Task instructions: Faithfully return all lines, omitting every embedded picture.

# # # # #

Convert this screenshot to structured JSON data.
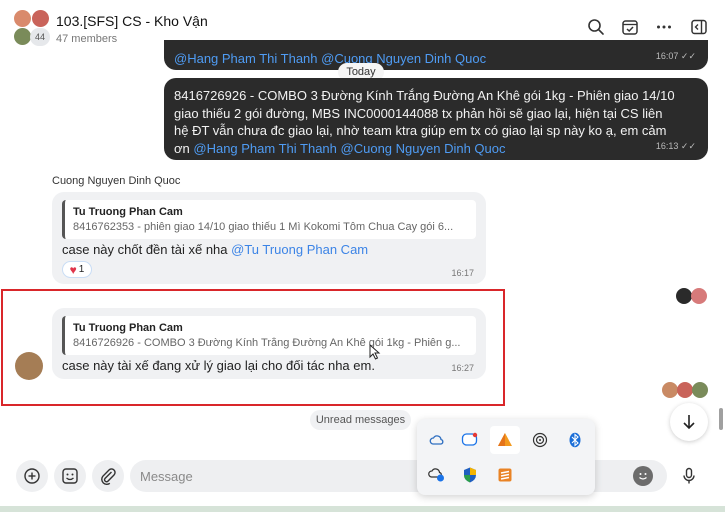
{
  "header": {
    "title": "103.[SFS] CS - Kho Vận",
    "members": "47 members",
    "avatar_count": "44"
  },
  "top_message": {
    "mentions": "@Hang Pham Thi Thanh @Cuong Nguyen Dinh Quoc",
    "time": "16:07"
  },
  "date_divider": "Today",
  "message1": {
    "text": "8416726926 - COMBO 3 Đường Kính Trắng Đường An Khê gói 1kg - Phiên giao 14/10 giao thiếu 2 gói đường, MBS INC0000144088 tx phản hồi sẽ giao lại, hiện tại CS liên hệ ĐT vẫn chưa đc giao lại, nhờ team ktra giúp em tx có giao lại sp này ko ạ, em cảm ơn ",
    "mention1": "@Hang Pham Thi Thanh",
    "mention2": "@Cuong Nguyen Dinh Quoc",
    "time": "16:13"
  },
  "message2": {
    "sender": "Cuong Nguyen Dinh Quoc",
    "quote_author": "Tu Truong Phan Cam",
    "quote_text": "8416762353 - phiên giao 14/10 giao thiếu 1 Mì Kokomi Tôm Chua Cay gói 6...",
    "text": "case này chốt đền tài xế nha ",
    "mention": "@Tu Truong Phan Cam",
    "reaction_count": "1",
    "time": "16:17"
  },
  "message3": {
    "quote_author": "Tu Truong Phan Cam",
    "quote_text": "8416726926 - COMBO 3 Đường Kính Trắng Đường An Khê gói 1kg - Phiên g...",
    "text": "case này tài xế đang xử lý giao lại cho đối tác nha em.",
    "time": "16:27"
  },
  "unread_label": "Unread messages",
  "composer": {
    "placeholder": "Message"
  },
  "colors": {
    "highlight_border": "#d9262a",
    "mention": "#4f9cf4",
    "dark_bubble": "#2b2b2b"
  },
  "icons": {
    "header": [
      "search-icon",
      "calendar-check-icon",
      "more-icon",
      "sidebar-toggle-icon"
    ],
    "composer": [
      "add-icon",
      "sticker-icon",
      "attach-icon",
      "emoji-icon",
      "mic-icon"
    ],
    "tray": [
      "onedrive-icon",
      "zalo-icon",
      "app-orange-icon",
      "network-icon",
      "bluetooth-icon",
      "vpn-icon",
      "defender-icon",
      "sublime-icon"
    ]
  }
}
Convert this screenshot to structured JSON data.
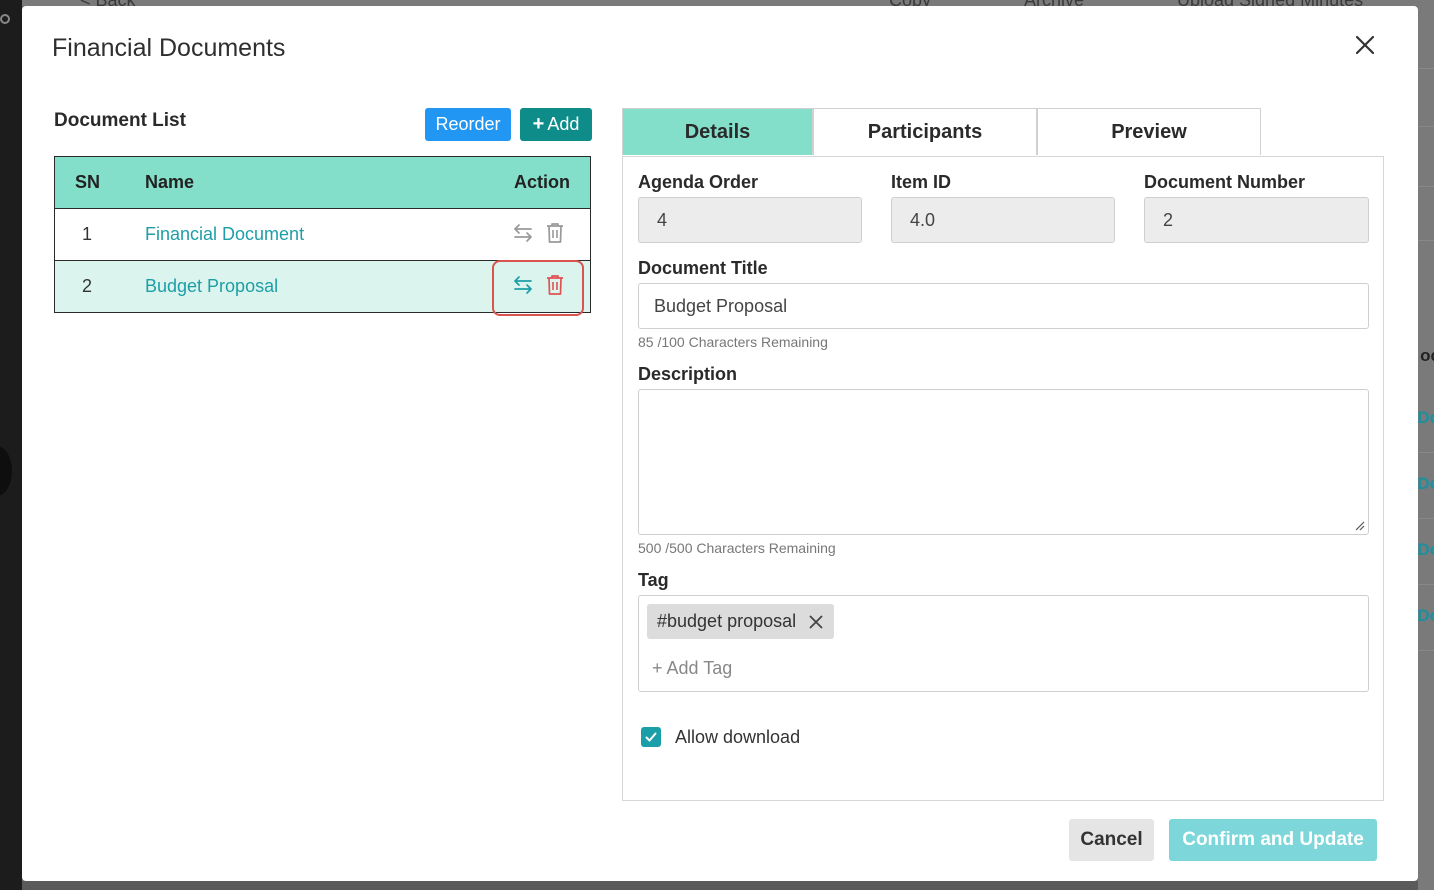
{
  "background_page": {
    "top_items": [
      "< Back",
      "Copy",
      "Archive",
      "Upload Signed Minutes"
    ],
    "right_fragments": [
      "oc",
      "Do",
      "Do",
      "Do",
      "Do"
    ]
  },
  "modal": {
    "title": "Financial Documents",
    "close_icon": "close-icon"
  },
  "document_list": {
    "heading": "Document List",
    "reorder_label": "Reorder",
    "add_label": "Add",
    "columns": {
      "sn": "SN",
      "name": "Name",
      "action": "Action"
    },
    "rows": [
      {
        "sn": "1",
        "name": "Financial Document",
        "selected": false
      },
      {
        "sn": "2",
        "name": "Budget Proposal",
        "selected": true
      }
    ],
    "action_icons": [
      "swap-icon",
      "trash-icon"
    ]
  },
  "tabs": {
    "details": "Details",
    "participants": "Participants",
    "preview": "Preview",
    "active": "Details"
  },
  "details": {
    "agenda_order_label": "Agenda Order",
    "agenda_order_value": "4",
    "item_id_label": "Item ID",
    "item_id_value": "4.0",
    "doc_number_label": "Document Number",
    "doc_number_value": "2",
    "title_label": "Document Title",
    "title_value": "Budget Proposal",
    "title_hint": "85 /100 Characters Remaining",
    "description_label": "Description",
    "description_value": "",
    "description_hint": "500 /500 Characters Remaining",
    "tag_label": "Tag",
    "tags": [
      "#budget proposal"
    ],
    "add_tag_placeholder": "+ Add Tag",
    "allow_download_label": "Allow download",
    "allow_download_checked": true
  },
  "footer": {
    "cancel_label": "Cancel",
    "confirm_label": "Confirm and Update"
  },
  "colors": {
    "header_teal": "#84dfca",
    "selected_row": "#dcf4ee",
    "link_teal": "#1e9ea6",
    "reorder_blue": "#2196f3",
    "add_teal": "#0e8c8a",
    "confirm_disabled": "#7dd6d9",
    "highlight_red": "#d9534f"
  }
}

# # # # #

Finished answer:
Convert this screenshot to structured JSON data.
{
  "header": {
    "title": "103.[SFS] CS - Kho Vận",
    "members": "47 members",
    "avatar_count": "44"
  },
  "top_message": {
    "mentions": "@Hang Pham Thi Thanh @Cuong Nguyen Dinh Quoc",
    "time": "16:07"
  },
  "date_divider": "Today",
  "message1": {
    "text": "8416726926 - COMBO 3 Đường Kính Trắng Đường An Khê gói 1kg - Phiên giao 14/10 giao thiếu 2 gói đường, MBS INC0000144088 tx phản hồi sẽ giao lại, hiện tại CS liên hệ ĐT vẫn chưa đc giao lại, nhờ team ktra giúp em tx có giao lại sp này ko ạ, em cảm ơn ",
    "mention1": "@Hang Pham Thi Thanh",
    "mention2": "@Cuong Nguyen Dinh Quoc",
    "time": "16:13"
  },
  "message2": {
    "sender": "Cuong Nguyen Dinh Quoc",
    "quote_author": "Tu Truong Phan Cam",
    "quote_text": "8416762353 - phiên giao 14/10 giao thiếu 1 Mì Kokomi Tôm Chua Cay gói 6...",
    "text": "case này chốt đền tài xế nha ",
    "mention": "@Tu Truong Phan Cam",
    "reaction_count": "1",
    "time": "16:17"
  },
  "message3": {
    "quote_author": "Tu Truong Phan Cam",
    "quote_text": "8416726926 - COMBO 3 Đường Kính Trắng Đường An Khê gói 1kg - Phiên g...",
    "text": "case này tài xế đang xử lý giao lại cho đối tác nha em.",
    "time": "16:27"
  },
  "unread_label": "Unread messages",
  "composer": {
    "placeholder": "Message"
  },
  "colors": {
    "highlight_border": "#d9262a",
    "mention": "#4f9cf4",
    "dark_bubble": "#2b2b2b"
  },
  "icons": {
    "header": [
      "search-icon",
      "calendar-check-icon",
      "more-icon",
      "sidebar-toggle-icon"
    ],
    "composer": [
      "add-icon",
      "sticker-icon",
      "attach-icon",
      "emoji-icon",
      "mic-icon"
    ],
    "tray": [
      "onedrive-icon",
      "zalo-icon",
      "app-orange-icon",
      "network-icon",
      "bluetooth-icon",
      "vpn-icon",
      "defender-icon",
      "sublime-icon"
    ]
  }
}
Convert this screenshot to structured JSON data.
{
  "background_page": {
    "top_items": [
      "< Back",
      "Copy",
      "Archive",
      "Upload Signed Minutes"
    ],
    "right_fragments": [
      "oc",
      "Do",
      "Do",
      "Do",
      "Do"
    ]
  },
  "modal": {
    "title": "Financial Documents",
    "close_icon": "close-icon"
  },
  "document_list": {
    "heading": "Document List",
    "reorder_label": "Reorder",
    "add_label": "Add",
    "columns": {
      "sn": "SN",
      "name": "Name",
      "action": "Action"
    },
    "rows": [
      {
        "sn": "1",
        "name": "Financial Document",
        "selected": false
      },
      {
        "sn": "2",
        "name": "Budget Proposal",
        "selected": true
      }
    ],
    "action_icons": [
      "swap-icon",
      "trash-icon"
    ]
  },
  "tabs": {
    "details": "Details",
    "participants": "Participants",
    "preview": "Preview",
    "active": "Details"
  },
  "details": {
    "agenda_order_label": "Agenda Order",
    "agenda_order_value": "4",
    "item_id_label": "Item ID",
    "item_id_value": "4.0",
    "doc_number_label": "Document Number",
    "doc_number_value": "2",
    "title_label": "Document Title",
    "title_value": "Budget Proposal",
    "title_hint": "85 /100 Characters Remaining",
    "description_label": "Description",
    "description_value": "",
    "description_hint": "500 /500 Characters Remaining",
    "tag_label": "Tag",
    "tags": [
      "#budget proposal"
    ],
    "add_tag_placeholder": "+ Add Tag",
    "allow_download_label": "Allow download",
    "allow_download_checked": true
  },
  "footer": {
    "cancel_label": "Cancel",
    "confirm_label": "Confirm and Update"
  },
  "colors": {
    "header_teal": "#84dfca",
    "selected_row": "#dcf4ee",
    "link_teal": "#1e9ea6",
    "reorder_blue": "#2196f3",
    "add_teal": "#0e8c8a",
    "confirm_disabled": "#7dd6d9",
    "highlight_red": "#d9534f"
  }
}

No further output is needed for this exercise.